_Required task_
All records below must be retyped exactly.
::::::::
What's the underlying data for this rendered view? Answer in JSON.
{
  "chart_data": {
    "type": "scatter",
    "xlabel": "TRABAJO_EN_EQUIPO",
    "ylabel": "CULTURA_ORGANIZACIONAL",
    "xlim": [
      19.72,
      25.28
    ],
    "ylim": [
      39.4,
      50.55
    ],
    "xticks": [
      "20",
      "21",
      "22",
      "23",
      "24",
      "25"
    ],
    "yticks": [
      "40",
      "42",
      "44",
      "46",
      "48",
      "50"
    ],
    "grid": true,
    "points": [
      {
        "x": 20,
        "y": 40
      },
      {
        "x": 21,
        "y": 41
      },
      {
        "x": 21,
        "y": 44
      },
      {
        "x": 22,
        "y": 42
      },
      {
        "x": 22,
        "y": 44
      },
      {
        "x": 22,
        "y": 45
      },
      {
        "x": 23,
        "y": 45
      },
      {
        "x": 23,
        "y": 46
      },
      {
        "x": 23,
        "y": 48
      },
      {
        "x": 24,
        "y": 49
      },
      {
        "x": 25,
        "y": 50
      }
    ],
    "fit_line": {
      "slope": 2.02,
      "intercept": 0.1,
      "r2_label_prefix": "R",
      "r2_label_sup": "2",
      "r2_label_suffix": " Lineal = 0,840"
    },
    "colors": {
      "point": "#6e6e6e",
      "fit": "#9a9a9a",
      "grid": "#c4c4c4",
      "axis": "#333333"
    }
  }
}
::::::::
_Reply_
What's the underlying data for this rendered view? Answer in JSON.
{
  "chart_data": {
    "type": "scatter",
    "xlabel": "TRABAJO_EN_EQUIPO",
    "ylabel": "CULTURA_ORGANIZACIONAL",
    "xlim": [
      19.72,
      25.28
    ],
    "ylim": [
      39.4,
      50.55
    ],
    "xticks": [
      "20",
      "21",
      "22",
      "23",
      "24",
      "25"
    ],
    "yticks": [
      "40",
      "42",
      "44",
      "46",
      "48",
      "50"
    ],
    "grid": true,
    "points": [
      {
        "x": 20,
        "y": 40
      },
      {
        "x": 21,
        "y": 41
      },
      {
        "x": 21,
        "y": 44
      },
      {
        "x": 22,
        "y": 42
      },
      {
        "x": 22,
        "y": 44
      },
      {
        "x": 22,
        "y": 45
      },
      {
        "x": 23,
        "y": 45
      },
      {
        "x": 23,
        "y": 46
      },
      {
        "x": 23,
        "y": 48
      },
      {
        "x": 24,
        "y": 49
      },
      {
        "x": 25,
        "y": 50
      }
    ],
    "fit_line": {
      "slope": 2.02,
      "intercept": 0.1,
      "r2_label_prefix": "R",
      "r2_label_sup": "2",
      "r2_label_suffix": " Lineal = 0,840"
    },
    "colors": {
      "point": "#6e6e6e",
      "fit": "#9a9a9a",
      "grid": "#c4c4c4",
      "axis": "#333333"
    }
  }
}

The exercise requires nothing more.